## BEGIN Data for this exercise

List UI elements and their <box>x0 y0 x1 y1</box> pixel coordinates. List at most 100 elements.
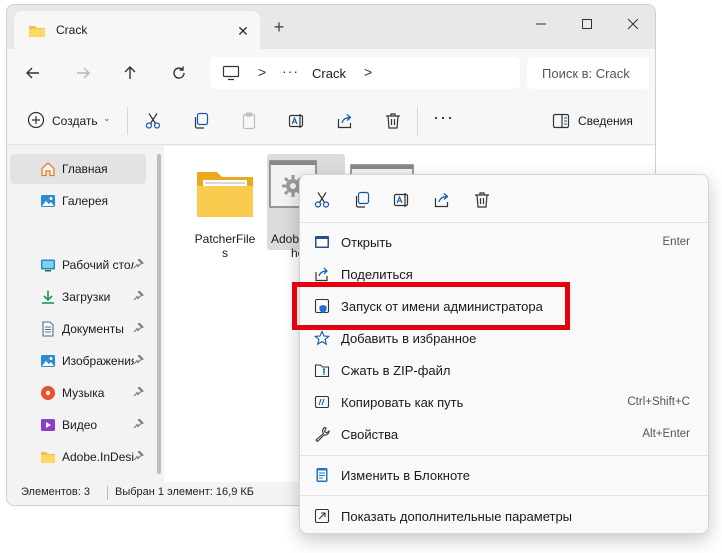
more-options-button[interactable]: ··· <box>433 107 454 128</box>
create-label: Создать <box>52 114 98 128</box>
menu-item-shortcut: Enter <box>662 236 691 248</box>
pictures-icon <box>41 355 55 367</box>
tab-title: Crack <box>56 23 88 37</box>
share-icon <box>337 114 352 129</box>
forward-button[interactable] <box>70 60 96 86</box>
paste-button[interactable] <box>237 109 261 133</box>
wrench-icon <box>315 426 330 442</box>
breadcrumb-overflow[interactable]: ··· <box>282 63 299 79</box>
sidebar-item-desktop[interactable]: Рабочий стол <box>10 250 146 280</box>
zip-icon <box>314 364 330 378</box>
context-menu-quick-actions <box>300 175 708 223</box>
folder-icon <box>197 172 253 217</box>
menu-item-label: Добавить в избранное <box>341 331 477 346</box>
sidebar-item-videos[interactable]: Видео <box>10 410 146 440</box>
trash-icon <box>475 192 489 208</box>
search-placeholder: Поиск в: Crack <box>542 66 630 81</box>
arrow-left-icon <box>26 67 39 79</box>
breadcrumb-separator[interactable]: > <box>258 64 266 80</box>
menu-item-label: Изменить в Блокноте <box>341 468 470 483</box>
tab-close-button[interactable]: ✕ <box>232 20 254 42</box>
copy-button[interactable] <box>189 109 213 133</box>
sidebar-item-label: Главная <box>62 162 108 176</box>
pin-icon <box>133 386 144 397</box>
arrow-up-icon <box>124 66 136 79</box>
arrow-right-icon <box>77 67 90 79</box>
desktop-icon <box>41 259 55 272</box>
pin-icon <box>133 258 144 269</box>
sidebar-item-gallery[interactable]: Галерея <box>10 186 146 216</box>
file-item-patcherfiles[interactable]: PatcherFile s <box>186 154 264 260</box>
sidebar-item-label: Видео <box>62 418 98 432</box>
file-name: PatcherFile s <box>194 232 256 260</box>
title-bar: Crack ✕ + <box>7 5 655 49</box>
rename-icon <box>288 114 304 128</box>
maximize-button[interactable] <box>567 11 607 37</box>
clipboard-icon <box>242 112 256 130</box>
status-divider <box>107 486 108 500</box>
breadcrumb-crack[interactable]: Crack <box>312 66 346 81</box>
gallery-icon <box>41 195 55 207</box>
menu-item-label: Копировать как путь <box>341 395 464 410</box>
refresh-icon <box>173 66 185 79</box>
context-rename-button[interactable] <box>390 188 414 212</box>
context-cut-button[interactable] <box>310 188 334 212</box>
menu-item-shortcut: Ctrl+Shift+C <box>627 396 690 408</box>
copy-icon <box>194 112 209 129</box>
sidebar-item-label: Загрузки <box>62 290 111 304</box>
minimize-button[interactable] <box>521 11 561 37</box>
sidebar-item-label: Изображения <box>62 354 134 368</box>
search-box[interactable]: Поиск в: Crack <box>527 57 649 89</box>
context-share-button[interactable] <box>430 188 454 212</box>
menu-item-properties[interactable]: Свойства Alt+Enter <box>304 419 704 449</box>
menu-item-shortcut: Alt+Enter <box>642 428 690 440</box>
cut-button[interactable] <box>141 109 165 133</box>
up-button[interactable] <box>117 60 143 86</box>
toolbar-divider <box>127 107 128 135</box>
menu-item-label: Свойства <box>341 427 399 442</box>
sidebar-item-label: Галерея <box>62 194 109 208</box>
sidebar-item-adobe-indesign[interactable]: Adobe.InDesign <box>10 442 146 472</box>
tab-crack[interactable]: Crack ✕ <box>14 11 260 49</box>
delete-button[interactable] <box>381 109 405 133</box>
trash-icon <box>386 113 400 129</box>
sidebar-item-downloads[interactable]: Загрузки <box>10 282 146 312</box>
menu-item-show-more-options[interactable]: Показать дополнительные параметры <box>304 501 704 531</box>
sidebar-item-music[interactable]: Музыка <box>10 378 146 408</box>
copy-icon <box>355 191 370 208</box>
context-copy-button[interactable] <box>350 188 374 212</box>
menu-item-edit-in-notepad[interactable]: Изменить в Блокноте <box>304 460 704 490</box>
context-delete-button[interactable] <box>470 188 494 212</box>
breadcrumb-separator[interactable]: > <box>364 64 372 80</box>
home-icon <box>41 162 55 177</box>
sidebar-item-documents[interactable]: Документы <box>10 314 146 344</box>
notepad-icon <box>316 468 328 482</box>
navigation-bar: > ··· Crack > Поиск в: Crack <box>7 49 655 95</box>
address-bar[interactable]: > ··· Crack > <box>210 57 520 89</box>
new-tab-button[interactable]: + <box>269 17 289 37</box>
share-button[interactable] <box>333 109 357 133</box>
sidebar-item-label: Документы <box>62 322 124 336</box>
plus-circle-icon <box>27 111 45 129</box>
menu-item-compress-zip[interactable]: Сжать в ZIP-файл <box>304 355 704 385</box>
rename-icon <box>393 193 409 207</box>
close-icon <box>627 18 639 30</box>
sidebar-item-home[interactable]: Главная <box>10 154 146 184</box>
rename-button[interactable] <box>285 109 309 133</box>
menu-item-label: Сжать в ZIP-файл <box>341 363 451 378</box>
open-icon <box>315 236 329 248</box>
menu-item-copy-as-path[interactable]: Копировать как путь Ctrl+Shift+C <box>304 387 704 417</box>
details-pane-icon <box>552 113 570 129</box>
menu-item-label: Поделиться <box>341 267 413 282</box>
refresh-button[interactable] <box>166 60 192 86</box>
folder-icon <box>41 452 55 463</box>
sidebar-scrollbar[interactable] <box>157 154 161 474</box>
back-button[interactable] <box>20 60 46 86</box>
toolbar-divider <box>417 107 418 135</box>
menu-item-open[interactable]: Открыть Enter <box>304 227 704 257</box>
sidebar-item-pictures[interactable]: Изображения <box>10 346 146 376</box>
chevron-down-icon: ⌄ <box>103 113 111 123</box>
close-window-button[interactable] <box>613 11 653 37</box>
selection-info: Выбран 1 элемент: 16,9 КБ <box>115 486 254 498</box>
command-bar: Создать ⌄ ··· Сведения <box>7 95 655 145</box>
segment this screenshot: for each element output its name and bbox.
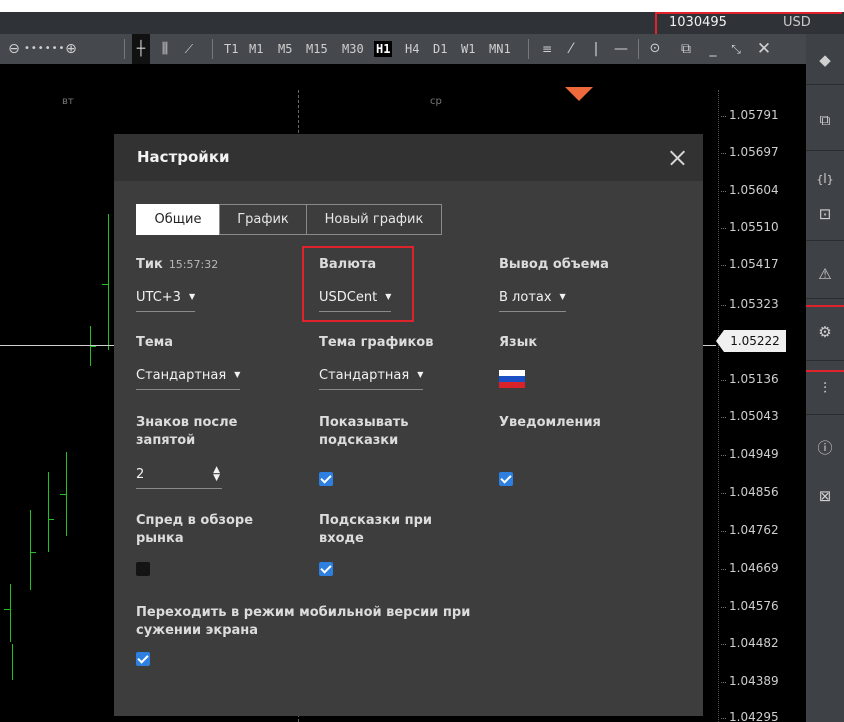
expand-icon[interactable]: ⊠	[806, 478, 844, 514]
timeframe-m15[interactable]: M15	[304, 41, 330, 57]
language-label: Язык	[499, 335, 538, 350]
close-icon[interactable]	[662, 142, 692, 172]
spread-checkbox[interactable]	[136, 562, 150, 576]
price-label: 1.04856	[721, 485, 779, 499]
line-chart-icon[interactable]: ⟋	[180, 34, 198, 64]
theme-label: Тема	[136, 335, 174, 350]
mobile-mode-label: Переходить в режим мобильной версии при с…	[136, 605, 471, 638]
volume-dropdown[interactable]: В лотах ▼	[499, 288, 566, 312]
show-hints-label: Показывать подсказки	[319, 415, 409, 448]
vertical-line-icon[interactable]: |	[590, 34, 602, 64]
mobile-mode-checkbox[interactable]	[136, 652, 150, 666]
caret-down-icon: ▼	[417, 370, 424, 379]
chevron-down-icon[interactable]: ⊙	[646, 34, 664, 64]
stepper-arrows-icon: ▲ ▼	[213, 465, 220, 483]
caret-down-icon: ▼	[559, 292, 566, 301]
zoom-out-icon[interactable]: ⊖	[5, 34, 23, 64]
price-label: 1.05136	[721, 372, 779, 386]
horizontal-line-icon[interactable]: —	[612, 34, 630, 64]
day-label-wed: ср	[430, 96, 442, 107]
tab-chart[interactable]: График	[219, 204, 307, 235]
tick-time: 15:57:32	[168, 258, 219, 271]
candlestick-icon[interactable]: ⫼	[156, 34, 174, 64]
zoom-in-icon[interactable]: ⊕	[62, 34, 80, 64]
timeframe-m1[interactable]: M1	[247, 41, 265, 57]
currency-highlight	[302, 246, 414, 322]
notifications-label: Уведомления	[499, 415, 601, 430]
dialog-header: Настройки	[114, 134, 703, 181]
current-time-marker	[565, 87, 593, 101]
close-chart-icon[interactable]: ✕	[754, 34, 774, 64]
minimize-icon[interactable]: _	[704, 34, 722, 64]
caret-down-icon: ▼	[234, 370, 241, 379]
console-icon[interactable]: ⊡	[806, 196, 844, 232]
price-label: 1.05697	[721, 145, 779, 159]
timeframe-d1[interactable]: D1	[431, 41, 449, 57]
price-label: 1.04295	[721, 710, 779, 722]
timezone-dropdown[interactable]: UTC+3 ▼	[136, 288, 196, 312]
caret-down-icon: ▼	[188, 292, 196, 301]
settings-dialog: Настройки Общие График Новый график Тик 1…	[114, 134, 703, 716]
price-label: 1.04949	[721, 447, 779, 461]
windows-icon[interactable]: ⧉	[806, 102, 844, 138]
chart-theme-label: Тема графиков	[319, 335, 434, 350]
digits-stepper[interactable]: 2 ▲ ▼	[136, 466, 222, 489]
theme-dropdown[interactable]: Стандартная ▼	[136, 366, 241, 390]
price-label: 1.04482	[721, 636, 779, 650]
zoom-slider[interactable]: ••••••	[24, 34, 64, 64]
bar-chart-icon[interactable]: ┼	[132, 34, 150, 64]
timeframe-h4[interactable]: H4	[403, 41, 421, 57]
chart-theme-dropdown[interactable]: Стандартная ▼	[319, 366, 424, 390]
timeframe-m30[interactable]: M30	[340, 41, 366, 57]
notifications-checkbox[interactable]	[499, 472, 513, 486]
digits-label: Знаков после запятой	[136, 415, 238, 448]
login-hints-label: Подсказки при входе	[319, 513, 433, 546]
right-sidebar: ◆ ⧉ {ꟾ} ⊡ ⚠ ⚙ ⫶ ⓘ ⊠	[800, 34, 844, 722]
timeframe-h1[interactable]: H1	[374, 41, 393, 57]
price-label: 1.05791	[721, 108, 779, 122]
trendline-icon[interactable]: ⁄	[562, 34, 580, 64]
stats-icon[interactable]: ⫶	[806, 370, 844, 406]
tick-label: Тик 15:57:32	[136, 257, 219, 272]
price-label: 1.05510	[721, 220, 779, 234]
eraser-icon[interactable]: ◆	[806, 42, 844, 78]
timeframe-w1[interactable]: W1	[459, 41, 477, 57]
current-price: 1.05222	[724, 330, 786, 352]
price-label: 1.04762	[721, 523, 779, 537]
price-label: 1.05417	[721, 257, 779, 271]
show-hints-checkbox[interactable]	[319, 472, 333, 486]
detach-window-icon[interactable]: ⧉	[676, 34, 696, 64]
alert-icon[interactable]: ⚠	[806, 256, 844, 292]
chart-toolbar: ⊖ •••••• ⊕ ┼ ⫼ ⟋ T1 M1 M5 M15 M30 H1 H4 …	[0, 34, 806, 64]
price-label: 1.04669	[721, 561, 779, 575]
info-icon[interactable]: ⓘ	[806, 430, 844, 466]
price-label: 1.05604	[721, 183, 779, 197]
spread-label: Спред в обзоре рынка	[136, 513, 254, 546]
price-label: 1.05043	[721, 409, 779, 423]
timeframe-m5[interactable]: M5	[276, 41, 294, 57]
dialog-title: Настройки	[137, 148, 230, 166]
timeframe-mn1[interactable]: MN1	[487, 41, 513, 57]
russian-flag-icon[interactable]	[499, 370, 525, 388]
price-label: 1.04389	[721, 674, 779, 688]
indicators-sidebar-icon[interactable]: {ꟾ}	[806, 162, 844, 198]
price-label: 1.04576	[721, 599, 779, 613]
price-label: 1.05323	[721, 297, 779, 311]
tab-general[interactable]: Общие	[136, 204, 220, 235]
day-label-tue: вт	[62, 96, 74, 107]
indicators-icon[interactable]: ≡	[538, 34, 556, 64]
restore-icon[interactable]: ⤡	[726, 34, 746, 64]
trading-app: 1030495 USD ⊖ •••••• ⊕ ┼ ⫼ ⟋ T1 M1 M5 M1…	[0, 12, 844, 722]
current-price-tag: 1.05222	[716, 330, 786, 352]
login-hints-checkbox[interactable]	[319, 562, 333, 576]
volume-label: Вывод объема	[499, 257, 609, 272]
tab-new-chart[interactable]: Новый график	[306, 204, 442, 235]
timeframe-t1[interactable]: T1	[222, 41, 240, 57]
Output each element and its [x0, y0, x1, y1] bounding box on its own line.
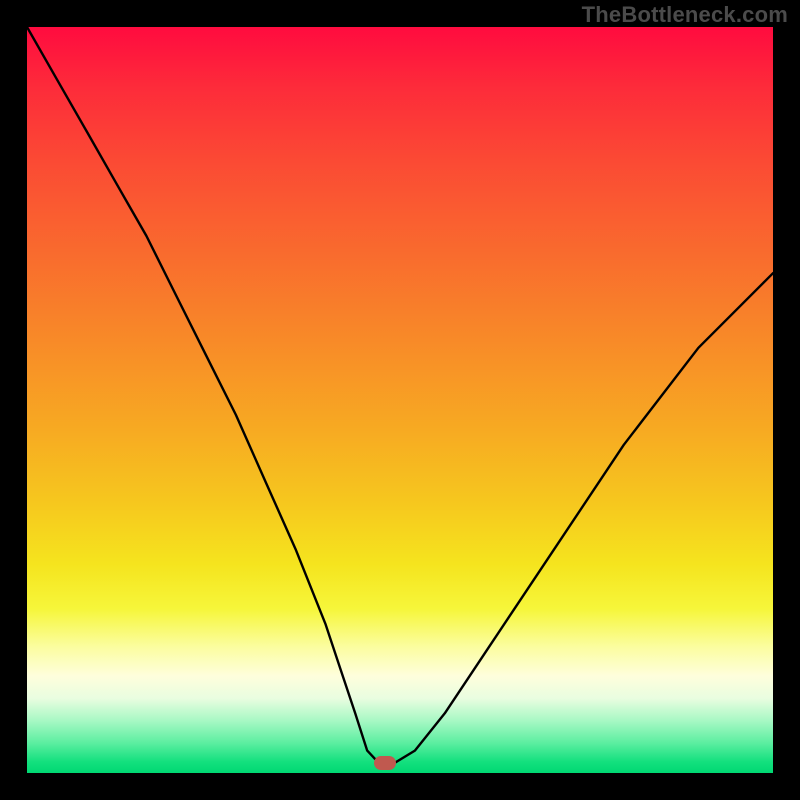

## END Data for this exercise

Task instructions: Copy out the item lines verbatim, starting with the line that contains "478, 844, 514]" and going on through the line that contains "34, 198, 64]".

Exercise response:
expand-icon[interactable]: ⊠	[806, 478, 844, 514]
timeframe-m15[interactable]: M15	[304, 41, 330, 57]
language-label: Язык	[499, 335, 538, 350]
close-icon[interactable]	[662, 142, 692, 172]
spread-checkbox[interactable]	[136, 562, 150, 576]
price-label: 1.04856	[721, 485, 779, 499]
line-chart-icon[interactable]: ⟋	[180, 34, 198, 64]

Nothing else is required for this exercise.